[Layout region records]

□ □ □ □ □ □ □

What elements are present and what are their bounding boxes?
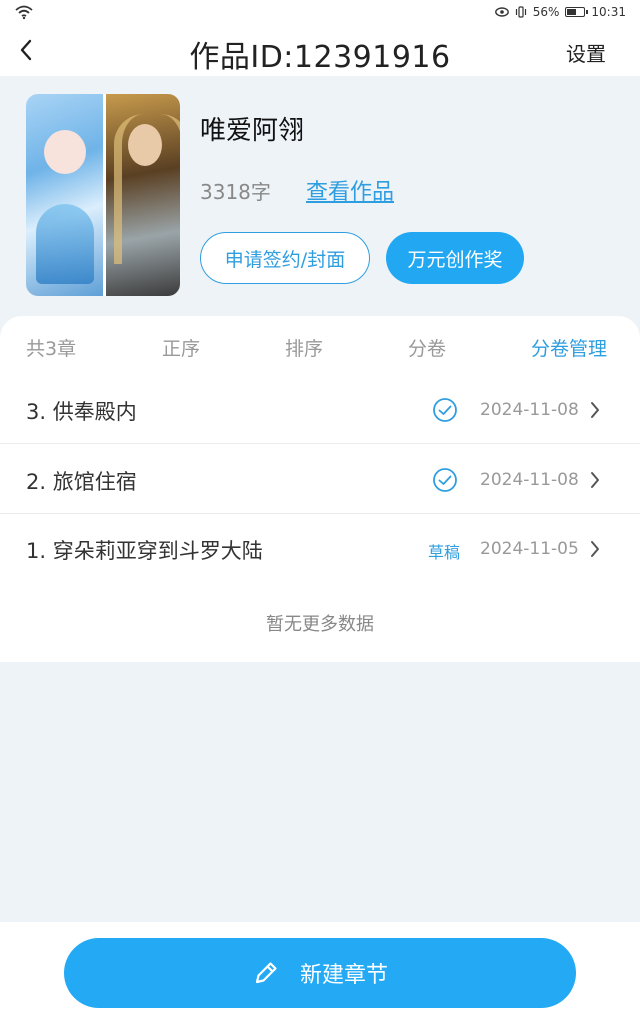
work-header: 唯爱阿翎 3318字 查看作品 申请签约/封面 万元创作奖	[0, 76, 640, 316]
chapter-row[interactable]: 2. 旅馆住宿 2024-11-08	[0, 446, 640, 514]
check-circle-icon	[433, 468, 457, 492]
pencil-icon	[255, 962, 277, 984]
chapter-date: 2024-11-08	[480, 470, 579, 490]
chapter-row[interactable]: 1. 穿朵莉亚穿到斗罗大陆 草稿 2024-11-05	[0, 515, 640, 583]
chapter-title: 1. 穿朵莉亚穿到斗罗大陆	[26, 539, 263, 563]
wifi-icon	[15, 5, 33, 20]
chapter-title: 3. 供奉殿内	[26, 400, 137, 424]
view-work-link[interactable]: 查看作品	[306, 174, 394, 206]
tab-volume[interactable]: 分卷	[408, 334, 446, 361]
chapter-row[interactable]: 3. 供奉殿内 2024-11-08	[0, 376, 640, 444]
chevron-right-icon	[591, 402, 599, 418]
chevron-right-icon	[591, 472, 599, 488]
work-cover-image[interactable]	[26, 94, 180, 296]
tab-ascending[interactable]: 正序	[162, 334, 200, 361]
nav-bar: 作品ID:12391916 设置	[0, 26, 640, 76]
no-more-data-text: 暂无更多数据	[266, 614, 374, 635]
tab-volume-manage[interactable]: 分卷管理	[531, 334, 607, 361]
creation-award-button[interactable]: 万元创作奖	[386, 232, 524, 284]
chapter-date: 2024-11-08	[480, 400, 579, 420]
check-circle-icon	[433, 398, 457, 422]
new-chapter-button[interactable]: 新建章节	[64, 938, 576, 1008]
chapter-toolbar: 共3章 正序 排序 分卷 分卷管理	[0, 316, 640, 376]
tab-sort[interactable]: 排序	[285, 334, 323, 361]
page-title: 作品ID:12391916	[189, 40, 451, 75]
apply-sign-cover-button[interactable]: 申请签约/封面	[200, 232, 370, 284]
draft-badge: 草稿	[428, 543, 461, 562]
eye-icon	[494, 7, 509, 17]
settings-button[interactable]: 设置	[566, 38, 606, 67]
footer-bar: 新建章节	[0, 922, 640, 1024]
vibrate-icon	[515, 6, 526, 18]
new-chapter-label: 新建章节	[299, 963, 388, 988]
chevron-right-icon	[591, 541, 599, 557]
clock: 10:31	[591, 5, 626, 19]
work-name: 唯爱阿翎	[200, 116, 305, 146]
battery-icon	[565, 7, 589, 17]
chapter-panel: 共3章 正序 排序 分卷 分卷管理 3. 供奉殿内 2024-11-08 2. …	[0, 316, 640, 662]
chapter-date: 2024-11-05	[480, 539, 579, 559]
chapter-count: 共3章	[26, 338, 77, 360]
status-bar: 56% 10:31	[0, 0, 640, 26]
battery-percent: 56%	[532, 5, 560, 19]
chapter-title: 2. 旅馆住宿	[26, 470, 137, 494]
word-count: 3318字	[200, 180, 271, 204]
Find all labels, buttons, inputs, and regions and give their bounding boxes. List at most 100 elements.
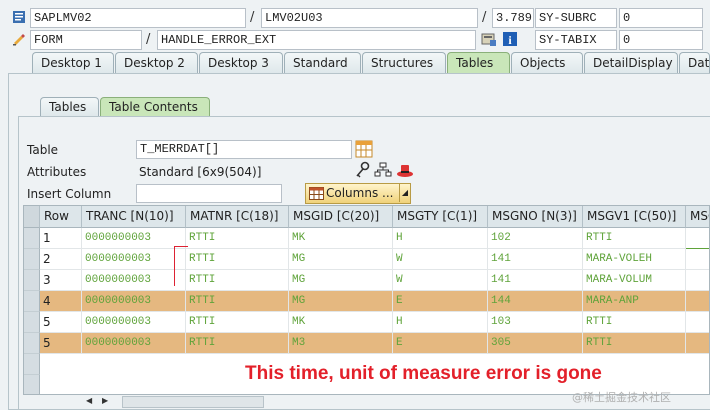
cell-matnr[interactable]: RTTI	[186, 312, 289, 333]
columns-button[interactable]: Columns ... ◢	[305, 183, 411, 204]
cell-msg[interactable]	[686, 270, 709, 291]
key-icon[interactable]	[354, 161, 370, 179]
cell-msgid[interactable]: M3	[289, 333, 393, 354]
column-header-msgty[interactable]: MSGTY [C(1)]	[393, 206, 488, 228]
cell-msgno[interactable]: 141	[488, 270, 583, 291]
cell-msgty[interactable]: H	[393, 228, 488, 249]
cell-msgty[interactable]: W	[393, 249, 488, 270]
cell-msgid[interactable]: MG	[289, 270, 393, 291]
scroll-left-icon[interactable]: ◀	[86, 396, 92, 405]
cell-msg[interactable]	[686, 249, 709, 270]
scroll-right-icon[interactable]: ▶	[102, 396, 108, 405]
cell-tranc[interactable]: 0000000003	[82, 270, 186, 291]
cell-msgty[interactable]: H	[393, 312, 488, 333]
network-icon[interactable]	[374, 162, 392, 178]
cell-row[interactable]: 3	[40, 270, 82, 291]
cell-msgty[interactable]: E	[393, 333, 488, 354]
event-type-field[interactable]: FORM	[30, 30, 142, 50]
cell-msgid[interactable]: MG	[289, 291, 393, 312]
row-selector[interactable]	[24, 249, 40, 270]
cell-matnr[interactable]: RTTI	[186, 228, 289, 249]
dropdown-arrow-icon: ◢	[398, 184, 408, 202]
row-selector[interactable]	[24, 333, 40, 354]
column-header-row[interactable]: Row	[40, 206, 82, 228]
sy-tabix-field[interactable]: SY-TABIX	[535, 30, 617, 50]
cell-msg[interactable]	[686, 291, 709, 312]
cell-msgv1[interactable]: RTTI	[583, 228, 686, 249]
cell-matnr[interactable]: RTTI	[186, 333, 289, 354]
cell-msg[interactable]	[686, 333, 709, 354]
cell-row[interactable]: 4	[40, 291, 82, 312]
column-header-tranc[interactable]: TRANC [N(10)]	[82, 206, 186, 228]
cell-msg[interactable]	[686, 312, 709, 333]
cell-matnr[interactable]: RTTI	[186, 291, 289, 312]
row-selector[interactable]	[24, 228, 40, 249]
cell-msg[interactable]	[686, 228, 709, 249]
cell-msgv1[interactable]: MARA-VOLEH	[583, 249, 686, 270]
display-icon[interactable]	[481, 31, 497, 47]
row-selector[interactable]	[24, 312, 40, 333]
info-icon[interactable]: i	[502, 31, 518, 47]
cell-msgty[interactable]: W	[393, 270, 488, 291]
tab-detaildisplay[interactable]: DetailDisplay	[584, 52, 678, 74]
line-number-field[interactable]: 3.789	[492, 8, 534, 28]
cell-msgid[interactable]: MK	[289, 312, 393, 333]
subtab-tables[interactable]: Tables	[40, 97, 99, 117]
tab-structures[interactable]: Structures	[362, 52, 446, 74]
cell-msgv1[interactable]: RTTI	[583, 312, 686, 333]
cell-row[interactable]: 1	[40, 228, 82, 249]
include-field[interactable]: LMV02U03	[261, 8, 478, 28]
row-selector[interactable]	[24, 354, 40, 375]
cell-row[interactable]: 5	[40, 312, 82, 333]
cell-msgv1[interactable]: RTTI	[583, 333, 686, 354]
scroll-thumb[interactable]	[122, 396, 264, 408]
table-view-icon[interactable]	[355, 140, 373, 158]
cell-row[interactable]: 5	[40, 333, 82, 354]
cell-msgid[interactable]: MK	[289, 228, 393, 249]
tab-desktop-3[interactable]: Desktop 3	[199, 52, 283, 74]
column-header-msgno[interactable]: MSGNO [N(3)]	[488, 206, 583, 228]
event-name-field[interactable]: HANDLE_ERROR_EXT	[157, 30, 476, 50]
cell-msgv1[interactable]: MARA-VOLUM	[583, 270, 686, 291]
separator: /	[250, 10, 255, 25]
cell-msgno[interactable]: 102	[488, 228, 583, 249]
tab-standard[interactable]: Standard	[284, 52, 361, 74]
cell-msgid[interactable]: MG	[289, 249, 393, 270]
cell-msgno[interactable]: 141	[488, 249, 583, 270]
cell-tranc[interactable]: 0000000003	[82, 312, 186, 333]
cell-matnr[interactable]: RTTI	[186, 249, 289, 270]
cell-msgno[interactable]: 103	[488, 312, 583, 333]
cell-msgno[interactable]: 144	[488, 291, 583, 312]
row-selector[interactable]	[24, 375, 40, 394]
column-header-msgv1[interactable]: MSGV1 [C(50)]	[583, 206, 686, 228]
hat-icon[interactable]	[396, 162, 414, 178]
sy-subrc-value[interactable]: 0	[619, 8, 703, 28]
cell-tranc[interactable]: 0000000003	[82, 228, 186, 249]
cell-msgno[interactable]: 305	[488, 333, 583, 354]
program-field[interactable]: SAPLMV02	[30, 8, 246, 28]
tab-desktop-2[interactable]: Desktop 2	[115, 52, 198, 74]
sy-subrc-field[interactable]: SY-SUBRC	[535, 8, 617, 28]
column-header-matnr[interactable]: MATNR [C(18)]	[186, 206, 289, 228]
sy-tabix-value[interactable]: 0	[619, 30, 703, 50]
column-header-msgid[interactable]: MSGID [C(20)]	[289, 206, 393, 228]
column-header-msg[interactable]: MSG	[686, 206, 709, 228]
row-selector[interactable]	[24, 291, 40, 312]
tab-data[interactable]: Data	[679, 52, 710, 74]
cell-msgty[interactable]: E	[393, 291, 488, 312]
table-name-input[interactable]: T_MERRDAT[]	[136, 140, 352, 159]
cell-tranc[interactable]: 0000000003	[82, 249, 186, 270]
grid-header-corner	[24, 206, 40, 228]
cell-tranc[interactable]: 0000000003	[82, 291, 186, 312]
tab-tables[interactable]: Tables	[447, 52, 510, 74]
row-selector[interactable]	[24, 270, 40, 291]
subtab-table-contents[interactable]: Table Contents	[100, 97, 210, 117]
tab-objects[interactable]: Objects	[511, 52, 583, 74]
cell-matnr[interactable]: RTTI	[186, 270, 289, 291]
insert-column-input[interactable]	[136, 184, 282, 203]
cell-msgv1[interactable]: MARA-ANP	[583, 291, 686, 312]
cell-tranc[interactable]: 0000000003	[82, 333, 186, 354]
tab-desktop-1[interactable]: Desktop 1	[32, 52, 114, 74]
cell-row[interactable]: 2	[40, 249, 82, 270]
horizontal-scrollbar[interactable]: ◀ ▶	[86, 396, 266, 408]
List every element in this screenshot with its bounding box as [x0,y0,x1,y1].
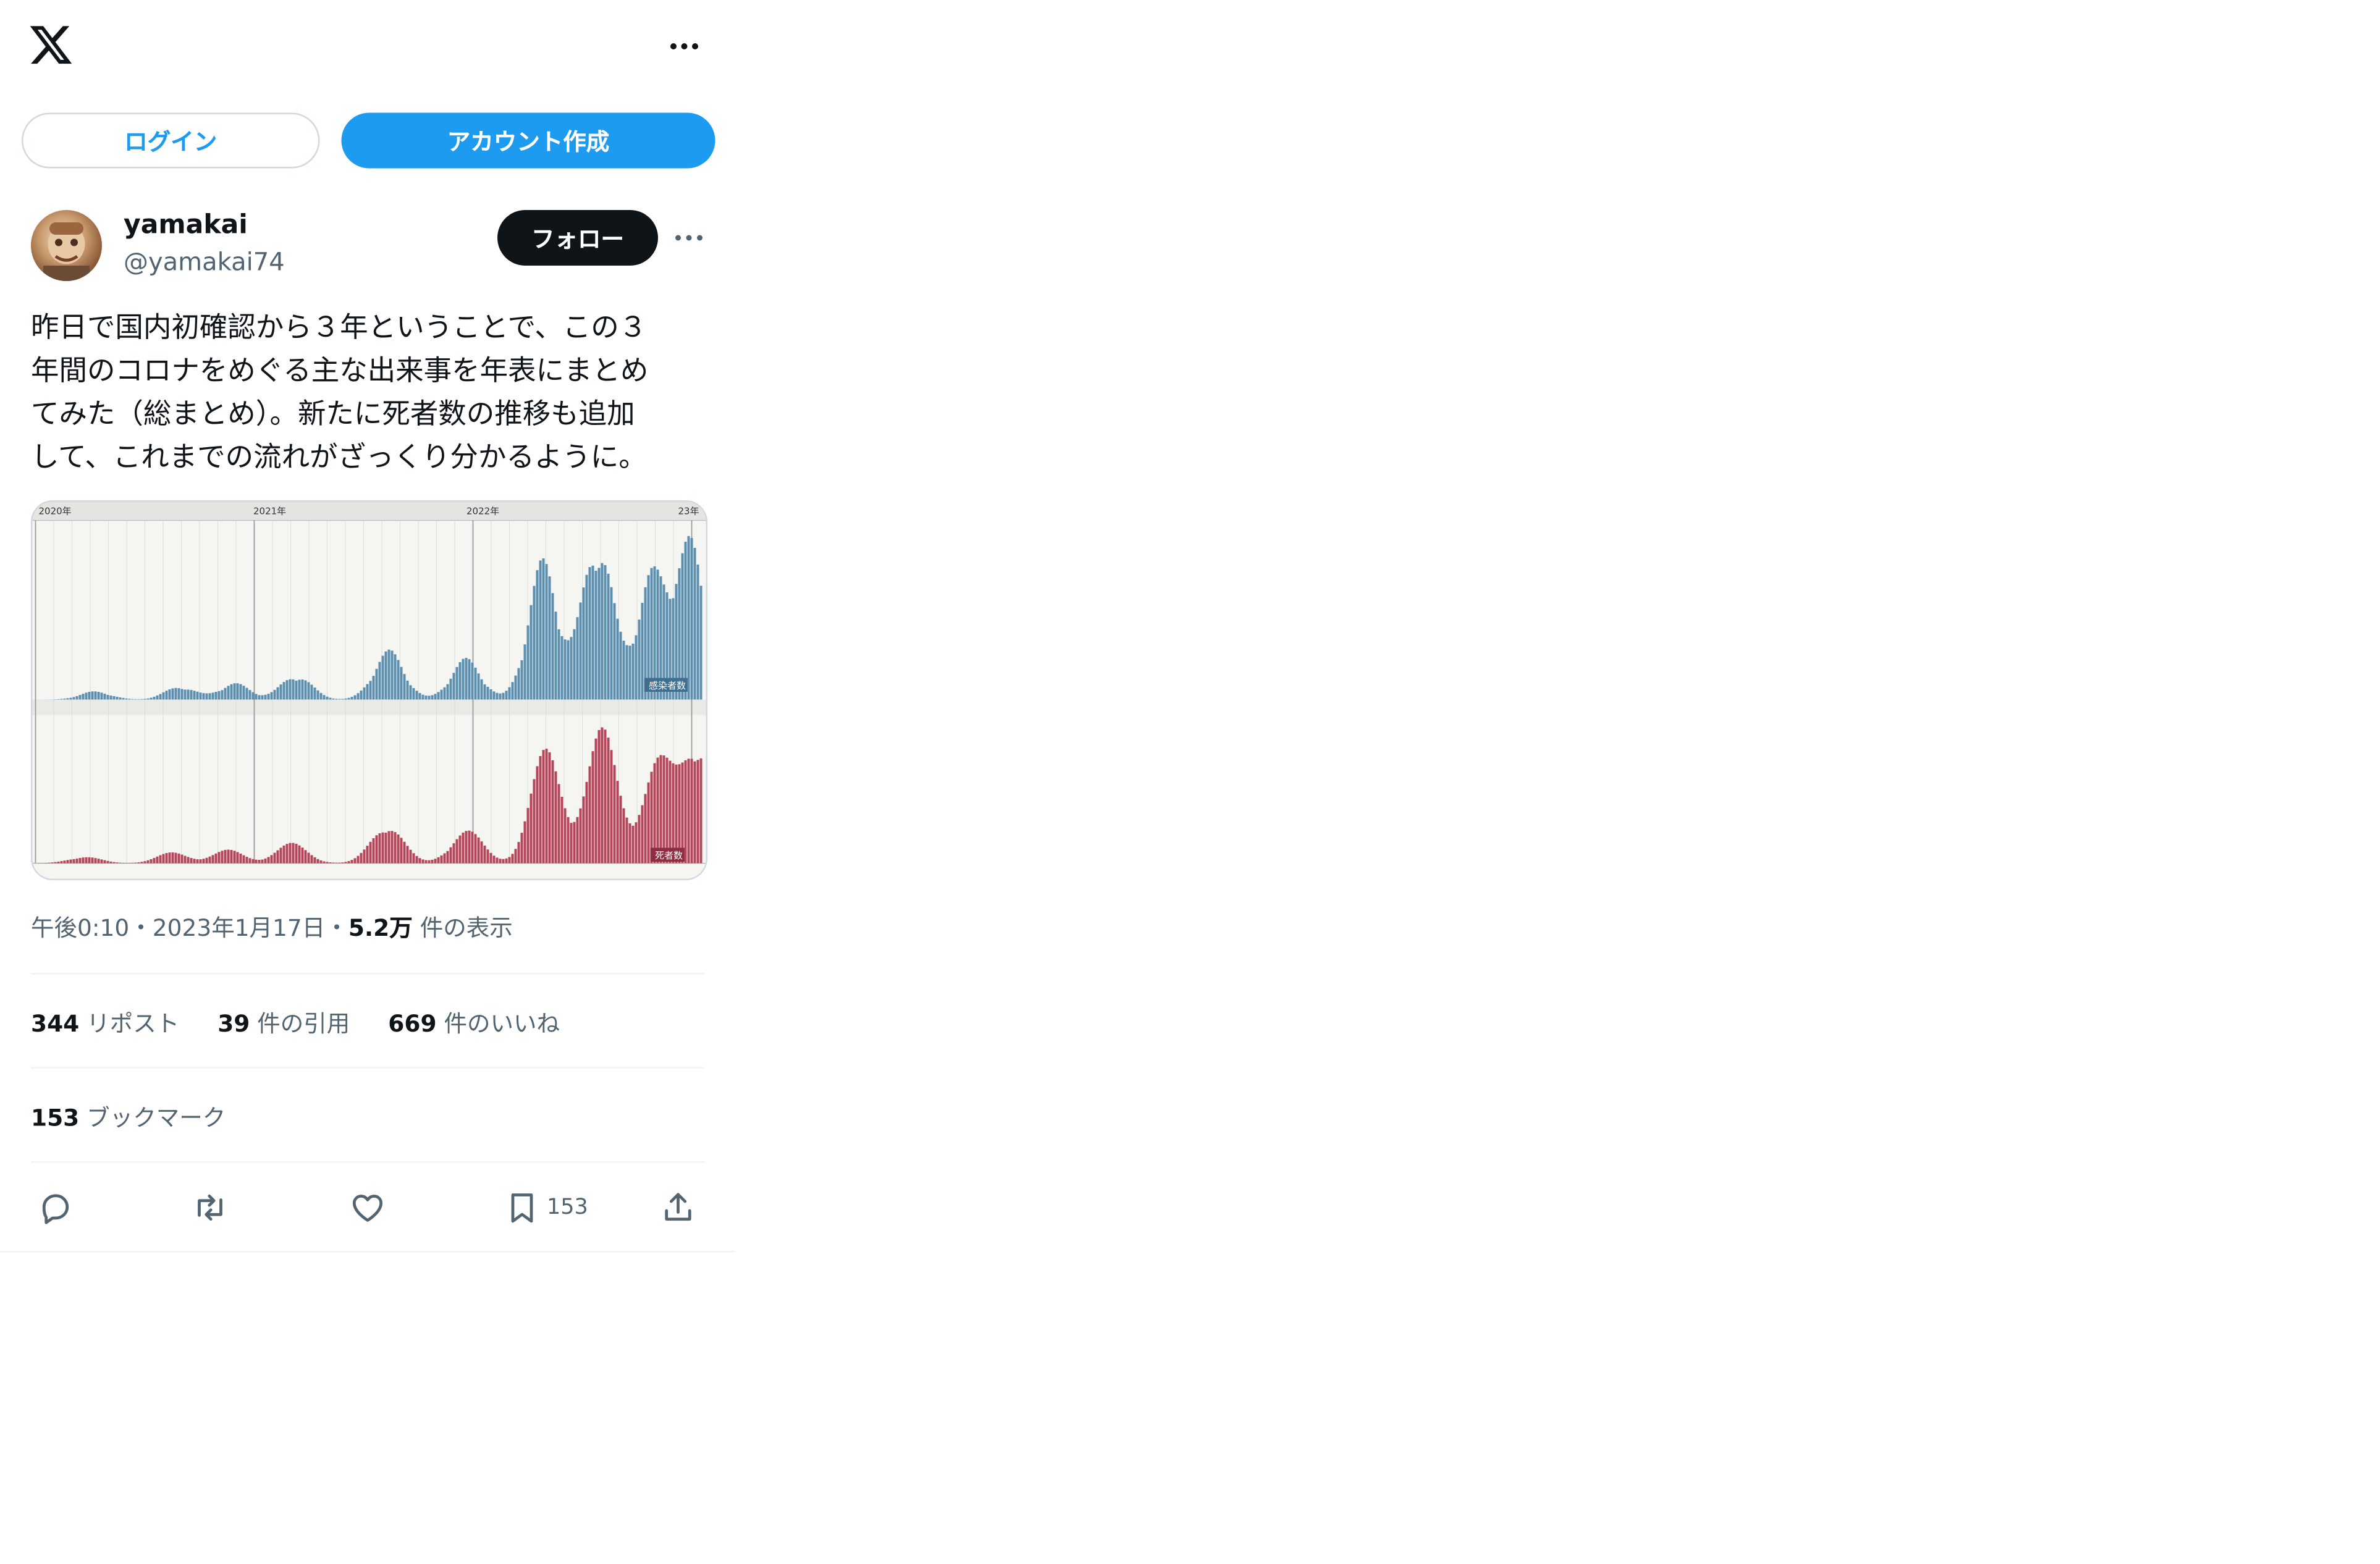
tweet-date[interactable]: 2023年1月17日 [153,914,326,942]
bookmark-icon [511,1193,533,1223]
cases-label: 感染者数 [649,680,686,691]
tweet-more-icon[interactable] [670,222,707,253]
views-count: 5.2万 [348,914,413,942]
reposts-stat[interactable]: 344 リポスト [31,1007,179,1040]
display-name[interactable]: yamakai [124,210,248,241]
reply-icon [42,1194,69,1224]
share-icon [665,1193,691,1221]
divider [31,1067,704,1069]
divider [31,1161,704,1163]
tweet-time[interactable]: 午後0:10 [31,914,129,942]
views-label: 件の表示 [412,914,513,942]
engagement-stats: 344 リポスト 39 件の引用 669 件のいいね [31,1007,591,1040]
heart-icon [352,1195,383,1222]
covid-timeline-infographic: 2020年 2021年 2022年 23年 感染者数 死者数 [32,502,706,879]
login-button[interactable]: ログイン [22,112,320,169]
like-button[interactable] [349,1186,386,1229]
bookmark-button[interactable]: 153 [504,1186,588,1229]
year-label-2020: 2020年 [39,506,72,517]
repost-button[interactable] [192,1186,229,1229]
divider [31,973,704,975]
share-button[interactable] [660,1186,697,1229]
x-logo-icon[interactable] [28,22,74,68]
tweet-text: 昨日で国内初確認から３年ということで、この３ 年間のコロナをめぐる主な出来事を年… [31,312,649,474]
likes-stat[interactable]: 669 件のいいね [388,1007,560,1040]
repost-icon [198,1194,222,1221]
bookmarks-stat: 153 ブックマーク [31,1104,226,1132]
meta-separator: ・ [325,914,348,942]
year-label-2022: 2022年 [466,506,499,517]
user-handle[interactable]: @yamakai74 [124,247,285,277]
follow-button[interactable]: フォロー [497,210,658,266]
meta-separator: ・ [129,914,153,942]
quotes-stat[interactable]: 39 件の引用 [217,1007,350,1040]
bookmark-count: 153 [547,1195,588,1220]
deaths-label: 死者数 [655,850,683,861]
avatar[interactable] [31,210,102,281]
tweet-meta: 午後0:10・2023年1月17日・5.2万 件の表示 [31,911,513,944]
create-account-button[interactable]: アカウント作成 [341,112,715,169]
reply-button[interactable] [37,1186,74,1229]
tweet-column: ログイン アカウント作成 yamakai @yamakai74 フォロー 昨日で… [0,0,735,1253]
more-horizontal-icon[interactable] [664,28,704,65]
year-label-2021: 2021年 [253,506,286,517]
year-label-2023: 23年 [678,506,699,517]
tweet-image[interactable]: 2020年 2021年 2022年 23年 感染者数 死者数 [31,500,707,880]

□ □ □ □ □ □ □

Update "cell-msgid" to "cell-message-id" in everything from the line containing "312, 289, 333]" down to the line containing "249, 709, 270]", and return only those lines with nothing else changed.

cell-matnr[interactable]: RTTI	[186, 312, 289, 333]
columns-button[interactable]: Columns ... ◢	[305, 183, 411, 204]
cell-msg[interactable]	[686, 270, 709, 291]
key-icon[interactable]	[354, 161, 370, 179]
cell-message-id[interactable]: M3	[289, 333, 393, 354]
column-header-msgty[interactable]: MSGTY [C(1)]	[393, 206, 488, 228]
cell-msgno[interactable]: 141	[488, 270, 583, 291]
cell-msgty[interactable]: H	[393, 228, 488, 249]
cell-msgty[interactable]: W	[393, 249, 488, 270]
cell-message-id[interactable]: MG	[289, 270, 393, 291]
scroll-left-icon[interactable]: ◀	[86, 396, 92, 405]
cell-msg[interactable]	[686, 249, 709, 270]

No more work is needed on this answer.